> _STORED ROWS_
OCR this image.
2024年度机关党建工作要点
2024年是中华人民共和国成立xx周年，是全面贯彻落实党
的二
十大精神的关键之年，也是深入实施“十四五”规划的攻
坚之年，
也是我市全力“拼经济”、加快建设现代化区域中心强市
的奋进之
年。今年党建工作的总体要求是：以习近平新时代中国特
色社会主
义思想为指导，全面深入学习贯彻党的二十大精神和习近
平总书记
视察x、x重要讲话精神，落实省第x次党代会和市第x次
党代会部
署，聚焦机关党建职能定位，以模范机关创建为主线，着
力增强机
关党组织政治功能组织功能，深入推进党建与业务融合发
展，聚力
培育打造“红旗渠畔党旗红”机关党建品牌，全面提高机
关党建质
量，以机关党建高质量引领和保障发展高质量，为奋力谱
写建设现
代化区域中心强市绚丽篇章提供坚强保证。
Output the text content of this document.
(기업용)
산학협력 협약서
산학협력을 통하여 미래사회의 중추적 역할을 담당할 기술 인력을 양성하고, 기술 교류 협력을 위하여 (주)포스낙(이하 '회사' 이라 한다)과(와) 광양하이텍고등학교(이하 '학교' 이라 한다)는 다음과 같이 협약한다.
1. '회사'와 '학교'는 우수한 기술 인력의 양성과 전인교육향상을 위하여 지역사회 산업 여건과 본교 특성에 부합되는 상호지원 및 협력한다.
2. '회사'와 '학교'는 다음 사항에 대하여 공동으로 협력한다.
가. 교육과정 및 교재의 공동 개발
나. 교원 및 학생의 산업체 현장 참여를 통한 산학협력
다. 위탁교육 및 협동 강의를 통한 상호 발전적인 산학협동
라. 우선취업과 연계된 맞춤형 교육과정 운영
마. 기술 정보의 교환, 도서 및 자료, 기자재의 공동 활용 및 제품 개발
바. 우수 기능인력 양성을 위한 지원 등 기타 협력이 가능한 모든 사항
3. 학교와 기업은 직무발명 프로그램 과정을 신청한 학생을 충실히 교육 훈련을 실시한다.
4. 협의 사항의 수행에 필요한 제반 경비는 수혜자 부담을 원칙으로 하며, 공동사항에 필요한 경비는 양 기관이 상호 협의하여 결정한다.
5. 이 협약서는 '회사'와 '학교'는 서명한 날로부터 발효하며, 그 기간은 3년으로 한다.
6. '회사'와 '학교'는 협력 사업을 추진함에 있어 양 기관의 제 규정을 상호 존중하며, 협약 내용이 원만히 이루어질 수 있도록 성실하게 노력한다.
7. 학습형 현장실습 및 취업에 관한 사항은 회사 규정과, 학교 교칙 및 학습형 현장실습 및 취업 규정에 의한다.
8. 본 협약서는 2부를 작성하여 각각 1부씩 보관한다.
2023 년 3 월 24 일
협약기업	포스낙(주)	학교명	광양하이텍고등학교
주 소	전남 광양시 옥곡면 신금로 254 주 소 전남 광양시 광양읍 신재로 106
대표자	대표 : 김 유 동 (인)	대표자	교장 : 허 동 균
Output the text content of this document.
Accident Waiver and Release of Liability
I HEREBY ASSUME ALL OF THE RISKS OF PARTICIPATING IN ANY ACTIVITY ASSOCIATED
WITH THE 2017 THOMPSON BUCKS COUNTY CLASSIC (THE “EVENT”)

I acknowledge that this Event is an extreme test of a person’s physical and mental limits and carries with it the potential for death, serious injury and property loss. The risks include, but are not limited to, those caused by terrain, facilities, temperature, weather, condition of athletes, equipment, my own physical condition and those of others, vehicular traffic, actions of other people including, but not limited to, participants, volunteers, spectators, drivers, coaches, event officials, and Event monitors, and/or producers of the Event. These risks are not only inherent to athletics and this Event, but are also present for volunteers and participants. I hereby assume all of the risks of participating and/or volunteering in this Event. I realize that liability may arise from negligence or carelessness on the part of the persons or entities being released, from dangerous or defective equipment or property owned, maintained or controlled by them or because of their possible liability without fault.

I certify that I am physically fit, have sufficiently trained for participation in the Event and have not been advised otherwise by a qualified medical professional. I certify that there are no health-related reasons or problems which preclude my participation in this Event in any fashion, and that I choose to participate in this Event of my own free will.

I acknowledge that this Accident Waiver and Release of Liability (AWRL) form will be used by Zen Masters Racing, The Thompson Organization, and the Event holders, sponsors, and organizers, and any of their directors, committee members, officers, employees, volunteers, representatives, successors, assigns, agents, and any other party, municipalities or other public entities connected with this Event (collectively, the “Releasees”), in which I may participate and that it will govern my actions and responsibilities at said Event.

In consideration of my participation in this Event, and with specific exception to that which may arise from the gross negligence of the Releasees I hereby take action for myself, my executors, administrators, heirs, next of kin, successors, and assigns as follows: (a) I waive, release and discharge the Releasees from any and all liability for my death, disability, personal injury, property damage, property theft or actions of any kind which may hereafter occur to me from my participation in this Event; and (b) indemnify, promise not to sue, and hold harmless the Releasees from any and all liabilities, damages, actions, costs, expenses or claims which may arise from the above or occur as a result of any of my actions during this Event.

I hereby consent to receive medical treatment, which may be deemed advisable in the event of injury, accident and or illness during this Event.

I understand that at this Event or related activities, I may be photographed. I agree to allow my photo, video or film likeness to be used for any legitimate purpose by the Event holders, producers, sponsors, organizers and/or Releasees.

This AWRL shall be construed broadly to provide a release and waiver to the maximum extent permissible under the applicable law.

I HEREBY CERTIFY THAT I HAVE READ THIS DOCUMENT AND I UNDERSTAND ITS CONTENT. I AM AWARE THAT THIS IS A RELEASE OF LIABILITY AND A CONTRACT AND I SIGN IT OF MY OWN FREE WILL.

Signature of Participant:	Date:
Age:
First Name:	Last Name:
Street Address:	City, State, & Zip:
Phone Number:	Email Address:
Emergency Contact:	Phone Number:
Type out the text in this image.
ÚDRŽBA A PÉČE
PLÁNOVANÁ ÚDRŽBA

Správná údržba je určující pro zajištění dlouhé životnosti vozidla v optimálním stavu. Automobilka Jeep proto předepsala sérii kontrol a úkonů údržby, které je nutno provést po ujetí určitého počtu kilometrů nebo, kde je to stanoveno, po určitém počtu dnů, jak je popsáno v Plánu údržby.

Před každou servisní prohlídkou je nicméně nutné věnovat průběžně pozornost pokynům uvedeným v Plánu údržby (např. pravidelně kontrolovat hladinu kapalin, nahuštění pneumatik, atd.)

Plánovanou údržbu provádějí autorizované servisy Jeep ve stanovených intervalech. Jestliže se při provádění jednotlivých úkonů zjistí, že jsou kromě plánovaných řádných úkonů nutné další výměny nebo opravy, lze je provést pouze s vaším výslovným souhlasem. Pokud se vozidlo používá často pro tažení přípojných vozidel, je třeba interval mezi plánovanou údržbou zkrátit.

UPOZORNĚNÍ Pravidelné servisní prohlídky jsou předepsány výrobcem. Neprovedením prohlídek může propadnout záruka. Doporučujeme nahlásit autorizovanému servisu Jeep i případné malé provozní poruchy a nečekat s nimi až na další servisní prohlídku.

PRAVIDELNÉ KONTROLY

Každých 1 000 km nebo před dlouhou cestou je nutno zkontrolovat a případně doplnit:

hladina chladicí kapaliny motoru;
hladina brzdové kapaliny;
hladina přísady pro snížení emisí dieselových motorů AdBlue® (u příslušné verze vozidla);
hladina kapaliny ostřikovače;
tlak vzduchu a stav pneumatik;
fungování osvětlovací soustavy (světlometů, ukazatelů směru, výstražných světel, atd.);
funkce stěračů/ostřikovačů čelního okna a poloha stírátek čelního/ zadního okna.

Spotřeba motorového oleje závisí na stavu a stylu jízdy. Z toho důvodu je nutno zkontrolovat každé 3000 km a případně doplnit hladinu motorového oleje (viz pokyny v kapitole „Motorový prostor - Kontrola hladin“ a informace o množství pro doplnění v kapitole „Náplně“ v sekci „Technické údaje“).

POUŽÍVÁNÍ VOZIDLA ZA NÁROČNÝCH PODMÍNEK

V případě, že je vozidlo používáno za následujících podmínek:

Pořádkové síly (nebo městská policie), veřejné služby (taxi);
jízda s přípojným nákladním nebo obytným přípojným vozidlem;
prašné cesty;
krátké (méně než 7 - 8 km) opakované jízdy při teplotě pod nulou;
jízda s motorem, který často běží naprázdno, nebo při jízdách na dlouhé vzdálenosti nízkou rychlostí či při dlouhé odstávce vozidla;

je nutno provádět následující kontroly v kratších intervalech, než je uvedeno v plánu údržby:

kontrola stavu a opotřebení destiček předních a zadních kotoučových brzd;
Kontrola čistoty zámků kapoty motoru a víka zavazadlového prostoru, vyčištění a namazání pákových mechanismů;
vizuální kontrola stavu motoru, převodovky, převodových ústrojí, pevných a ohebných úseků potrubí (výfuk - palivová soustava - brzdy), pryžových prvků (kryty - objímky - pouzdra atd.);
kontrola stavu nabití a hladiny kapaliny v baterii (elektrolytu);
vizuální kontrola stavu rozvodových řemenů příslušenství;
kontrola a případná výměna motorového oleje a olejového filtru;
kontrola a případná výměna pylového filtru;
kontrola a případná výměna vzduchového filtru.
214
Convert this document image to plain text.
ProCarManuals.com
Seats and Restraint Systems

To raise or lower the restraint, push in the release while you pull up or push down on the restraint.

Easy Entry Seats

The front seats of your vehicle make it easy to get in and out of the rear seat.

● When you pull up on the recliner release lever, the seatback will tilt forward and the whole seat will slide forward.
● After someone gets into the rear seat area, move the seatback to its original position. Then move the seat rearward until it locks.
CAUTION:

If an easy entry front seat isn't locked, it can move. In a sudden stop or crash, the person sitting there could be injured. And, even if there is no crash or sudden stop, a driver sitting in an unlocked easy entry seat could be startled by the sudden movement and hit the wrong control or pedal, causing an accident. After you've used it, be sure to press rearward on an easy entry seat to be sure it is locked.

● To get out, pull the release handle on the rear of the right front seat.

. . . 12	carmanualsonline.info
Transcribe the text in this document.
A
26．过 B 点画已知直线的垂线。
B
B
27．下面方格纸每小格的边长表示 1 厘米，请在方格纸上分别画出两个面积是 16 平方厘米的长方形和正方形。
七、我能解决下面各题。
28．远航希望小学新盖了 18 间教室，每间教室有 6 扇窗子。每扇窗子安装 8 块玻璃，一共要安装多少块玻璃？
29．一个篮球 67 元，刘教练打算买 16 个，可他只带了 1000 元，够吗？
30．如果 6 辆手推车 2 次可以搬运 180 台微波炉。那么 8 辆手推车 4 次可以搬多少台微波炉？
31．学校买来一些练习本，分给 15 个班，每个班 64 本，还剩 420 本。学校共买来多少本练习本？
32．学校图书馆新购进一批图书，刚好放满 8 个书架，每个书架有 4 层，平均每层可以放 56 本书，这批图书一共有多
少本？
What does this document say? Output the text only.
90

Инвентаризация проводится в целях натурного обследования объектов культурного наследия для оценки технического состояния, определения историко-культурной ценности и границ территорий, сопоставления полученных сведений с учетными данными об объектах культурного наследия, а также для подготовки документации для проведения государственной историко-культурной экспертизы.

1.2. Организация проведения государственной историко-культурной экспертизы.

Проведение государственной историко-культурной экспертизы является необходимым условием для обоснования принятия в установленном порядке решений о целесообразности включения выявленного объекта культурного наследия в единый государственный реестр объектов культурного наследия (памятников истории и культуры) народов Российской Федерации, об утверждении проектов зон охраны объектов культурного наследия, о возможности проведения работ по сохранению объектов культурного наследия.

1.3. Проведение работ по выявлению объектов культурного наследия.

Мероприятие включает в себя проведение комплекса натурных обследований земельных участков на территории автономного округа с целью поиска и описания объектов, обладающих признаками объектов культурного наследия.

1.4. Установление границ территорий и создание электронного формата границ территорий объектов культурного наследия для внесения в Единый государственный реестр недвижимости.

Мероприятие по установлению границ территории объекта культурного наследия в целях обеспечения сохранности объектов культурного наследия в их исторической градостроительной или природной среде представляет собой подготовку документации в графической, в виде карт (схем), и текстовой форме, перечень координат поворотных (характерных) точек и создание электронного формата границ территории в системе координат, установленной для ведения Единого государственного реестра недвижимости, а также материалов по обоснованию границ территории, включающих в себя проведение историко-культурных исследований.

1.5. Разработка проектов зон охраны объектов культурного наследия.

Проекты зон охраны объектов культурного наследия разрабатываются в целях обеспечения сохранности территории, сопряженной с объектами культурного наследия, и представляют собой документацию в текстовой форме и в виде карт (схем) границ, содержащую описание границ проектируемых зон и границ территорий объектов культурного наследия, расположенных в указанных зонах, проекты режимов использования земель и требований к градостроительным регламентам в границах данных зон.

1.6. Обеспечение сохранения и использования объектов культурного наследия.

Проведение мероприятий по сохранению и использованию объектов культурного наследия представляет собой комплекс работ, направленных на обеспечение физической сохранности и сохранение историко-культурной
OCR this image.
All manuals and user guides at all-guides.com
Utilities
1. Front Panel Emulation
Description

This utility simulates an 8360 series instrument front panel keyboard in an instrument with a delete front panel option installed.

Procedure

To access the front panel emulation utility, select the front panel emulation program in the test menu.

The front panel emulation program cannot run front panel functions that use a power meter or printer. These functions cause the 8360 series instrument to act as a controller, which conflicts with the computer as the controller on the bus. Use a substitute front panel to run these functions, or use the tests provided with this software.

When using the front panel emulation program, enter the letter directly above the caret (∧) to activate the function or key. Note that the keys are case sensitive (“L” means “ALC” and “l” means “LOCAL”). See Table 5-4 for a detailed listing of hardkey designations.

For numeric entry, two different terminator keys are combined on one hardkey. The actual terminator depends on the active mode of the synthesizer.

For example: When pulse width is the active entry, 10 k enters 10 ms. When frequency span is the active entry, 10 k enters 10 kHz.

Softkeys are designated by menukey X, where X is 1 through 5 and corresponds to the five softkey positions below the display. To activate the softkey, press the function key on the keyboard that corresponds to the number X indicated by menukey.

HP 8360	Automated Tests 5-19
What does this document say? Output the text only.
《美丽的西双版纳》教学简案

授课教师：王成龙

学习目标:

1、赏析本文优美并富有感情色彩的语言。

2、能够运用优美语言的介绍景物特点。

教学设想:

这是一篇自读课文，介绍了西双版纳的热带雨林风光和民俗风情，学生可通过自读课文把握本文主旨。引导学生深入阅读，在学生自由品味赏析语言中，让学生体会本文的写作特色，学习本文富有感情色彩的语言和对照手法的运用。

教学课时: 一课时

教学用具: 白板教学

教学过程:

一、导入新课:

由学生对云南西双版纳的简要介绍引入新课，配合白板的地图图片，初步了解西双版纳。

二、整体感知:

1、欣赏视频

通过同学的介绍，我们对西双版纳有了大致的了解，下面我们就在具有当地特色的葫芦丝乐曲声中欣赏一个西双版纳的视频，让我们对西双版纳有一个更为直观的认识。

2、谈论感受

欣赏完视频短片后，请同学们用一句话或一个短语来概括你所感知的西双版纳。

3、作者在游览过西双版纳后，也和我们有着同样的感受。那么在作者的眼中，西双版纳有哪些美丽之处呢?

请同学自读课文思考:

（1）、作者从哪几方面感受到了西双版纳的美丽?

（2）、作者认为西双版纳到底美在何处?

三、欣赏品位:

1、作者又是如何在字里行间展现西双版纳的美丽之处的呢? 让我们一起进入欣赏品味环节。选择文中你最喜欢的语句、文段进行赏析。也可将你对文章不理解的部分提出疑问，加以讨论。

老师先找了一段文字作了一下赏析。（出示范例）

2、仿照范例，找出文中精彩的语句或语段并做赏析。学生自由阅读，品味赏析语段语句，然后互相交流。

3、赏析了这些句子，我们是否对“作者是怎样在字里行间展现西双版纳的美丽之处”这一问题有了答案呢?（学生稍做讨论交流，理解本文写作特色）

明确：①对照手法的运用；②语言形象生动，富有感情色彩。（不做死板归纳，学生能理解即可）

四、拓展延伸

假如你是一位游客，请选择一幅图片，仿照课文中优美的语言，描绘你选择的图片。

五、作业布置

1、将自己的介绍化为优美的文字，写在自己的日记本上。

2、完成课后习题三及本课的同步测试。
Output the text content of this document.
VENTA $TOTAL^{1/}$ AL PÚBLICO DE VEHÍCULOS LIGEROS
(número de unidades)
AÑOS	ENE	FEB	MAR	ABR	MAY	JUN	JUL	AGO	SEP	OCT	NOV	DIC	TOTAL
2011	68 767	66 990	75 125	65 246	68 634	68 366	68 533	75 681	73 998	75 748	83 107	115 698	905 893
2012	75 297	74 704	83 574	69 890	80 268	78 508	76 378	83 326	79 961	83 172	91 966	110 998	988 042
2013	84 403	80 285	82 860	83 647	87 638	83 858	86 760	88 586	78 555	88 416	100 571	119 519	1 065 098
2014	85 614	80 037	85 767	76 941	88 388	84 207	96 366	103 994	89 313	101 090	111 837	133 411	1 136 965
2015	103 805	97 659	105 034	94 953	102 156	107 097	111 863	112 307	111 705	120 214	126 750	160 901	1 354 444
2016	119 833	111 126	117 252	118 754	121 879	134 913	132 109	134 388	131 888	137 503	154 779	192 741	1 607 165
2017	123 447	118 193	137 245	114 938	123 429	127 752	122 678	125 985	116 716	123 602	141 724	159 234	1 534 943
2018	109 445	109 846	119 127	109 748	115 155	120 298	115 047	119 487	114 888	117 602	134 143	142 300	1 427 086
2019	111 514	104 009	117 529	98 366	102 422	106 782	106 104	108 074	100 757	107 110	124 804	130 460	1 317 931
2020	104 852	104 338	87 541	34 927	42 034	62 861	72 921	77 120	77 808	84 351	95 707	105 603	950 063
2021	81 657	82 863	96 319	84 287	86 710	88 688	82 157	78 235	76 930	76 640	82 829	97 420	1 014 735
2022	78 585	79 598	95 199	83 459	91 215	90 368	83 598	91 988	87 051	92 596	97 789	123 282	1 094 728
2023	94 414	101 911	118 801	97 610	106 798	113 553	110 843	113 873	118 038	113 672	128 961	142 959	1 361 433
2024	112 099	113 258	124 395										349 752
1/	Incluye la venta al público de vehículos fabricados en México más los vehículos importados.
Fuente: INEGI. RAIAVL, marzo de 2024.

> _GIVEN EXERCISE_
Wherever the string "Phone" appears in the entries above, list that line.

> _ANSWER TO THE EXERCISE_
Phone Number:	Email Address:
Emergency Contact:	Phone Number:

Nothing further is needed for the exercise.